Exercise instructions:
Transcribe all of the records precisely as they are presented.

Task data:

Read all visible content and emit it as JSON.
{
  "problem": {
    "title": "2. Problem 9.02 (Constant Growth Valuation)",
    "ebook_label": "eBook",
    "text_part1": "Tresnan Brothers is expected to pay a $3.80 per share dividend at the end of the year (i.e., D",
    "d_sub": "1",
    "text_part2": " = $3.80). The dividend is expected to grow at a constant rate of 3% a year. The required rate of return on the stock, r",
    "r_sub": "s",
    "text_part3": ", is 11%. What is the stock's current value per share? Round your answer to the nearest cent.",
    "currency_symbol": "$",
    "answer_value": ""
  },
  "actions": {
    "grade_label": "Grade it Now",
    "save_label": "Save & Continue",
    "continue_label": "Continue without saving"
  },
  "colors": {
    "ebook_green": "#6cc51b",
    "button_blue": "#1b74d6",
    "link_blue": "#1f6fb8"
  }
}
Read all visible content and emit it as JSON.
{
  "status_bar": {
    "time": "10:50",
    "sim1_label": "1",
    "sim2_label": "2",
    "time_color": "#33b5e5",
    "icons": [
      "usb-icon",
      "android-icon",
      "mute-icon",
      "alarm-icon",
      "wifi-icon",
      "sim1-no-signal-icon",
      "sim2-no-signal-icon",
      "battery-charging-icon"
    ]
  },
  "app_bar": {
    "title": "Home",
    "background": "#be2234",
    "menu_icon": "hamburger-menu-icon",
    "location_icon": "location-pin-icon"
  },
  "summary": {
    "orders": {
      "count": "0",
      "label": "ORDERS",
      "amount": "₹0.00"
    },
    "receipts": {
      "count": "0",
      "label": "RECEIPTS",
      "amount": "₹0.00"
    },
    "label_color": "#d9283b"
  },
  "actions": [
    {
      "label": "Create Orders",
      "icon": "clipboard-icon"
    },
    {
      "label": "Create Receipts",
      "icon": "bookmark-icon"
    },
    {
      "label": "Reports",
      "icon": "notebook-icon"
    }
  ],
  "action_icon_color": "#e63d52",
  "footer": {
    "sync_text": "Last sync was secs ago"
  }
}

Full response:
Read all visible content and emit it as JSON.
{
  "problem": {
    "title": "2. Problem 9.02 (Constant Growth Valuation)",
    "ebook_label": "eBook",
    "text_part1": "Tresnan Brothers is expected to pay a $3.80 per share dividend at the end of the year (i.e., D",
    "d_sub": "1",
    "text_part2": " = $3.80). The dividend is expected to grow at a constant rate of 3% a year. The required rate of return on the stock, r",
    "r_sub": "s",
    "text_part3": ", is 11%. What is the stock's current value per share? Round your answer to the nearest cent.",
    "currency_symbol": "$",
    "answer_value": ""
  },
  "actions": {
    "grade_label": "Grade it Now",
    "save_label": "Save & Continue",
    "continue_label": "Continue without saving"
  },
  "colors": {
    "ebook_green": "#6cc51b",
    "button_blue": "#1b74d6",
    "link_blue": "#1f6fb8"
  }
}
Read all visible content and emit it as JSON.
{
  "status_bar": {
    "time": "10:50",
    "sim1_label": "1",
    "sim2_label": "2",
    "time_color": "#33b5e5",
    "icons": [
      "usb-icon",
      "android-icon",
      "mute-icon",
      "alarm-icon",
      "wifi-icon",
      "sim1-no-signal-icon",
      "sim2-no-signal-icon",
      "battery-charging-icon"
    ]
  },
  "app_bar": {
    "title": "Home",
    "background": "#be2234",
    "menu_icon": "hamburger-menu-icon",
    "location_icon": "location-pin-icon"
  },
  "summary": {
    "orders": {
      "count": "0",
      "label": "ORDERS",
      "amount": "₹0.00"
    },
    "receipts": {
      "count": "0",
      "label": "RECEIPTS",
      "amount": "₹0.00"
    },
    "label_color": "#d9283b"
  },
  "actions": [
    {
      "label": "Create Orders",
      "icon": "clipboard-icon"
    },
    {
      "label": "Create Receipts",
      "icon": "bookmark-icon"
    },
    {
      "label": "Reports",
      "icon": "notebook-icon"
    }
  ],
  "action_icon_color": "#e63d52",
  "footer": {
    "sync_text": "Last sync was secs ago"
  }
}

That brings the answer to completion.